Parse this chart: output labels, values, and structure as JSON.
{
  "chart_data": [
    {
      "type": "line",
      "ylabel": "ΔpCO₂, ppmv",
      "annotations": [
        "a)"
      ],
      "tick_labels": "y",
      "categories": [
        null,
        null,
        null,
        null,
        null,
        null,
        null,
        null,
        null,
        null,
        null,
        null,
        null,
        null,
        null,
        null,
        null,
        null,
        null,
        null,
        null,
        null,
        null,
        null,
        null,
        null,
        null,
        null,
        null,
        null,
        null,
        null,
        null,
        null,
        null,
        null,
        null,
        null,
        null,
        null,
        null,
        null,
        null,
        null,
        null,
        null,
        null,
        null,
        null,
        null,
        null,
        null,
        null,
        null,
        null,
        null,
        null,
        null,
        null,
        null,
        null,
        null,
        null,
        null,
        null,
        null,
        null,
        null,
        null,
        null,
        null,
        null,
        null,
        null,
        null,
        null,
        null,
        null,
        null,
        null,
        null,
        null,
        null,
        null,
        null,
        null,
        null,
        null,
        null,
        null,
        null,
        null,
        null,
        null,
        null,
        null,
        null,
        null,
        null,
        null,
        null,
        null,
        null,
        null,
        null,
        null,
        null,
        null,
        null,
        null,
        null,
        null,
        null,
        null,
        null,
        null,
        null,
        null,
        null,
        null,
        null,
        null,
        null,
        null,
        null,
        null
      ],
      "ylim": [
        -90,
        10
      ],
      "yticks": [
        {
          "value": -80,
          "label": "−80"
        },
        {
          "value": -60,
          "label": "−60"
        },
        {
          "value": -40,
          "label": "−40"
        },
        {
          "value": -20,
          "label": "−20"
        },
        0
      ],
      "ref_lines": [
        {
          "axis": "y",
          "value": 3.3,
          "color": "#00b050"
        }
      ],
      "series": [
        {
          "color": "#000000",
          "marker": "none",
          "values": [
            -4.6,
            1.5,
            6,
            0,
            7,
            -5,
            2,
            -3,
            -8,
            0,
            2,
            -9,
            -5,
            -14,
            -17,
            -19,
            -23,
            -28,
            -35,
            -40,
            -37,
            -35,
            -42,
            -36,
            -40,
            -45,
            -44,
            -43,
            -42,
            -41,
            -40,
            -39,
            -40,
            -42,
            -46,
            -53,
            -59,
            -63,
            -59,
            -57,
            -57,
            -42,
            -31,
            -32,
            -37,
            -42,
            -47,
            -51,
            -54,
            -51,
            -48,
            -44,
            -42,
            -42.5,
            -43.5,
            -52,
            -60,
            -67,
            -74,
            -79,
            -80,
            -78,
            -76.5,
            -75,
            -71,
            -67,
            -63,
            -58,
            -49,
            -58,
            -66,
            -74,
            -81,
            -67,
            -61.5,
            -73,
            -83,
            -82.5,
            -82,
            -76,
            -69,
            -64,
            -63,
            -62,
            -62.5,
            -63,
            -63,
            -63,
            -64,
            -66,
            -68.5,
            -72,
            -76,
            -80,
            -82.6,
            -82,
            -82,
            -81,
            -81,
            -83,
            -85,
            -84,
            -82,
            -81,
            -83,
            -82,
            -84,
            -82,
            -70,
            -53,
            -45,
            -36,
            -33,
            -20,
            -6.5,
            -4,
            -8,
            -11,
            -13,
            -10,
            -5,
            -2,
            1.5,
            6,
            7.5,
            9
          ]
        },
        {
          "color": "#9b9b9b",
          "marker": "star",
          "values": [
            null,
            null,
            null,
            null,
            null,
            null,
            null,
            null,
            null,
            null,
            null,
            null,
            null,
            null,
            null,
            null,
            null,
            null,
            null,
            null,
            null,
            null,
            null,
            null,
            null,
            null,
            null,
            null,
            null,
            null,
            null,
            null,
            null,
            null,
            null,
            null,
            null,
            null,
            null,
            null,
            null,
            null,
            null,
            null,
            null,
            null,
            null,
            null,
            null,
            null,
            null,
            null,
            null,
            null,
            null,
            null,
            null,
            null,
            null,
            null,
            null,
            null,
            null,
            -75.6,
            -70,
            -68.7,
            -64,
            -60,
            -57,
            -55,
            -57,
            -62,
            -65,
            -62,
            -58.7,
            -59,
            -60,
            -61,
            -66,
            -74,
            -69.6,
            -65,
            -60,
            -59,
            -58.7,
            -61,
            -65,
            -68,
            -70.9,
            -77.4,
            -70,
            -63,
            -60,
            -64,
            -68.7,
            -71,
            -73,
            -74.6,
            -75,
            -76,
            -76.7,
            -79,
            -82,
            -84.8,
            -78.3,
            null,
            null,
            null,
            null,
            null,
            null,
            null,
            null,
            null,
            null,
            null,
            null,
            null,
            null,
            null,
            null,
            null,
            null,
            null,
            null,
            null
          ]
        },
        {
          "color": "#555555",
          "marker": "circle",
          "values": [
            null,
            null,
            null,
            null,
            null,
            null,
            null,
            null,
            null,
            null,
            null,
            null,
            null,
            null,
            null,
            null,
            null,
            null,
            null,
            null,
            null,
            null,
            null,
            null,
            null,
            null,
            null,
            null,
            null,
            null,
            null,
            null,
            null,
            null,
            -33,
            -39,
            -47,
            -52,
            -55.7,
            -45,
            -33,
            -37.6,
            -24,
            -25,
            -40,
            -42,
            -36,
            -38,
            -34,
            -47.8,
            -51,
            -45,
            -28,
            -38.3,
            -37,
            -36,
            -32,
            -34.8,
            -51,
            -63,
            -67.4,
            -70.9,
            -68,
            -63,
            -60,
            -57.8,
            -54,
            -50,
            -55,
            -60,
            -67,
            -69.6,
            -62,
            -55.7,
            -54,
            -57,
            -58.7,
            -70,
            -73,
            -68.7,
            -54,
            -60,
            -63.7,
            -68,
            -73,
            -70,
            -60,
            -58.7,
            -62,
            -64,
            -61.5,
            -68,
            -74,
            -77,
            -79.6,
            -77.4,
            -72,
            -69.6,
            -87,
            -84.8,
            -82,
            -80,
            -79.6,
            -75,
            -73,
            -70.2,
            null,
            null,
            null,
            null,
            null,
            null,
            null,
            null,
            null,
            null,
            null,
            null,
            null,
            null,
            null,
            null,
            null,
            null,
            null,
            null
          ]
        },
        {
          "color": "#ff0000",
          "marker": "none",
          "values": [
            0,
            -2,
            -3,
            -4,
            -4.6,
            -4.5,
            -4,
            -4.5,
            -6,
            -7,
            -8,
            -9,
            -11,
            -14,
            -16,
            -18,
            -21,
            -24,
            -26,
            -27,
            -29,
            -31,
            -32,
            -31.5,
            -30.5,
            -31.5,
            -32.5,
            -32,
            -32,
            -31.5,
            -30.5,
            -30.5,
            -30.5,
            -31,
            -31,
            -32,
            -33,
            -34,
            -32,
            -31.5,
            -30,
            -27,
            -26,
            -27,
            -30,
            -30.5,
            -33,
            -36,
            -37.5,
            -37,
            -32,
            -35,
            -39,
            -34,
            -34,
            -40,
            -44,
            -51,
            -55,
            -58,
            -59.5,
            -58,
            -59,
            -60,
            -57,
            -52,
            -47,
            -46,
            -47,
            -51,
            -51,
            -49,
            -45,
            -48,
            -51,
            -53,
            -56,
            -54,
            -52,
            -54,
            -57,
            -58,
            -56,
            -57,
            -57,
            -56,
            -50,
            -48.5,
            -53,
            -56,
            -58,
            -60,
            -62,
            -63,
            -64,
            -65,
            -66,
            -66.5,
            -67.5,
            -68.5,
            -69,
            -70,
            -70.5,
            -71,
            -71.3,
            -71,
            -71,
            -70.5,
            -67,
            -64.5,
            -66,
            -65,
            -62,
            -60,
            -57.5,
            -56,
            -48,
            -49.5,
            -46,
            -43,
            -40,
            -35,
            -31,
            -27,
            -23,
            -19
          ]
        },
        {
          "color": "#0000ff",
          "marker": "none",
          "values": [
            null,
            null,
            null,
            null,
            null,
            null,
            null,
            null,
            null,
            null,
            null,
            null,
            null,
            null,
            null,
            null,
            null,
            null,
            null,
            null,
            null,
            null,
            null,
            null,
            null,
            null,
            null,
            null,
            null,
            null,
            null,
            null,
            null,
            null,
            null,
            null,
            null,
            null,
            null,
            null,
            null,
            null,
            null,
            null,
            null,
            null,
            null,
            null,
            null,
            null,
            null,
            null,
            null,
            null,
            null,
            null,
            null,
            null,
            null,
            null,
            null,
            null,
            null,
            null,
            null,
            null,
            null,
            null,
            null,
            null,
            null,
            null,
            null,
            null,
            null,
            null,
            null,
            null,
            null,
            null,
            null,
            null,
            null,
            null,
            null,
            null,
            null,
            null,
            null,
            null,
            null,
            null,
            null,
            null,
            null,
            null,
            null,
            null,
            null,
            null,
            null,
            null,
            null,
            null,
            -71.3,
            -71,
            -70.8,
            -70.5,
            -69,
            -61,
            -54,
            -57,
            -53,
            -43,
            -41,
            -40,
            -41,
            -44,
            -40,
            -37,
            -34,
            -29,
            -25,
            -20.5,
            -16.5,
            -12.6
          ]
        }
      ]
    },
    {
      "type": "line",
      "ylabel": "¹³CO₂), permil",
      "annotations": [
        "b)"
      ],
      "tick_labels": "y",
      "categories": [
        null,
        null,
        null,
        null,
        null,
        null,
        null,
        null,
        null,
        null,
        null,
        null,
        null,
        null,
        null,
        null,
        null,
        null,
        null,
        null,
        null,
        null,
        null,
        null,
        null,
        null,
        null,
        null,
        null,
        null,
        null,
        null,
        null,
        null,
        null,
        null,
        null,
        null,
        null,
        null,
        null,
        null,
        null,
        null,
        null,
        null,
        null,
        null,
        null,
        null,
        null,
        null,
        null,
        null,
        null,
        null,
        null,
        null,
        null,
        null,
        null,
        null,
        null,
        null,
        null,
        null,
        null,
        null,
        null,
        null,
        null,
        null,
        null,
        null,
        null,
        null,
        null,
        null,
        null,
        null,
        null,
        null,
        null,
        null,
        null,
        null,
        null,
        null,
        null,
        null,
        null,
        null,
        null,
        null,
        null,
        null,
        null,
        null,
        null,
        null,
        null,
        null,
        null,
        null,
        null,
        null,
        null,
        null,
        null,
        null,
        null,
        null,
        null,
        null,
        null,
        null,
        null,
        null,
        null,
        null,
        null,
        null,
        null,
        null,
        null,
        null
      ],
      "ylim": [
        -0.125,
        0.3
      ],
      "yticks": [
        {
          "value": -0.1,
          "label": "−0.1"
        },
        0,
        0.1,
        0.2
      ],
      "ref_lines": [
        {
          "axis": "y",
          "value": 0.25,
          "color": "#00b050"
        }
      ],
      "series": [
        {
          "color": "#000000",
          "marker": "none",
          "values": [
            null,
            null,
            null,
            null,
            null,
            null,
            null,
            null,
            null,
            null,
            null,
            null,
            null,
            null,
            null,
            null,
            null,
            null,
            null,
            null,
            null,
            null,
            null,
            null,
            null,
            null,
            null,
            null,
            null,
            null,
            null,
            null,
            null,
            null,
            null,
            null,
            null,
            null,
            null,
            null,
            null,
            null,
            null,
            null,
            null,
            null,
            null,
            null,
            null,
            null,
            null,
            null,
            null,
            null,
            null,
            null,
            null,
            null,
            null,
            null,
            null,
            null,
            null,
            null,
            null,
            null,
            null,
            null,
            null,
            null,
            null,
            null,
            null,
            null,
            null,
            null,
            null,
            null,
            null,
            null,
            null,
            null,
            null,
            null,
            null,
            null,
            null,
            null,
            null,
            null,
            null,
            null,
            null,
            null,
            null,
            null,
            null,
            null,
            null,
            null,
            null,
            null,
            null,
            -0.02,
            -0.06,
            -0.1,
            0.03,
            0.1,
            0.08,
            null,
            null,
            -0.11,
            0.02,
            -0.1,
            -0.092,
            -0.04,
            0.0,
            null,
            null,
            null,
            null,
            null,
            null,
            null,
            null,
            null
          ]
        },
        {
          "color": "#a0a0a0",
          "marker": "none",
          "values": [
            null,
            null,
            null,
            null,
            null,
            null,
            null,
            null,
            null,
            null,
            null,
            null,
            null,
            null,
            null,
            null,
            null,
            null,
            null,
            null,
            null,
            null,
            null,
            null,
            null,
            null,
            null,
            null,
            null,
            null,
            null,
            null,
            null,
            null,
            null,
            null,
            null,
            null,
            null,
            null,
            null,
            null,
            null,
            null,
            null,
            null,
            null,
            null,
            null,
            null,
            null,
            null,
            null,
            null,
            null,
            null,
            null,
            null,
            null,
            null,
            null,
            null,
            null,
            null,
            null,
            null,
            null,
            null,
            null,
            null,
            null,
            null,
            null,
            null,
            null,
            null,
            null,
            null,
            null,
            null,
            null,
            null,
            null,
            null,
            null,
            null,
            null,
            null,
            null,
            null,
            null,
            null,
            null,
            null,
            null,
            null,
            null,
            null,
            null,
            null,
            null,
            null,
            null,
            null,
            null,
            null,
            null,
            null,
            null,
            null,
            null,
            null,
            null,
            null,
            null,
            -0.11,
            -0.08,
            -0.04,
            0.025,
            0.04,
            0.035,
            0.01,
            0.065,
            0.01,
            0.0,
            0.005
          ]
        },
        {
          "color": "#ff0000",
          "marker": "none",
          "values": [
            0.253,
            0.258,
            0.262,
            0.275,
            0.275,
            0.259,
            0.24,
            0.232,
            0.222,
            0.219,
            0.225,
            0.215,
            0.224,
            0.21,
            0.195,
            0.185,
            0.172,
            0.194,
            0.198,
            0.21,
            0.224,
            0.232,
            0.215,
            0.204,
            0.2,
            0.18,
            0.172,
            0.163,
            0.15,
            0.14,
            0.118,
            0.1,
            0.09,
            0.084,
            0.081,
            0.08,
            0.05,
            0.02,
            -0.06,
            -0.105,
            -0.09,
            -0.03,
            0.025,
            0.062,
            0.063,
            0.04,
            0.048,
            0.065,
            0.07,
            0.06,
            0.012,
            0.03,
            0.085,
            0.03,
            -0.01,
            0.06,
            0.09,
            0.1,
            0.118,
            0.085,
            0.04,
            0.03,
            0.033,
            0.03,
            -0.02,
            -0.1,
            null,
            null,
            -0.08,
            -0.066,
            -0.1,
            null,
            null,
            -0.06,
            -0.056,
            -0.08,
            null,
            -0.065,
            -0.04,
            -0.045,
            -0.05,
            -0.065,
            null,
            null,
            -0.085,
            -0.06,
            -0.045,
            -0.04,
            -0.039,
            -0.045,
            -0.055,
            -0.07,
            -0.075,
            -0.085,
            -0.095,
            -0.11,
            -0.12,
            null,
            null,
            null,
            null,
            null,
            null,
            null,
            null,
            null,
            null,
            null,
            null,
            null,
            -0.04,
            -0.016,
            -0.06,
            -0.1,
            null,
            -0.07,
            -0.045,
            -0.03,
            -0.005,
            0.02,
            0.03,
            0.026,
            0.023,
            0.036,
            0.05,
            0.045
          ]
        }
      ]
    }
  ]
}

## TASK REQUIREMENTS
Look through the records and gather every line containing "color".

## SOLUTION
          "color": "#00b050"
          "color": "#000000",
          "color": "#9b9b9b",
          "color": "#555555",
          "color": "#ff0000",
          "color": "#0000ff",
          "color": "#00b050"
          "color": "#000000",
          "color": "#a0a0a0",
          "color": "#ff0000",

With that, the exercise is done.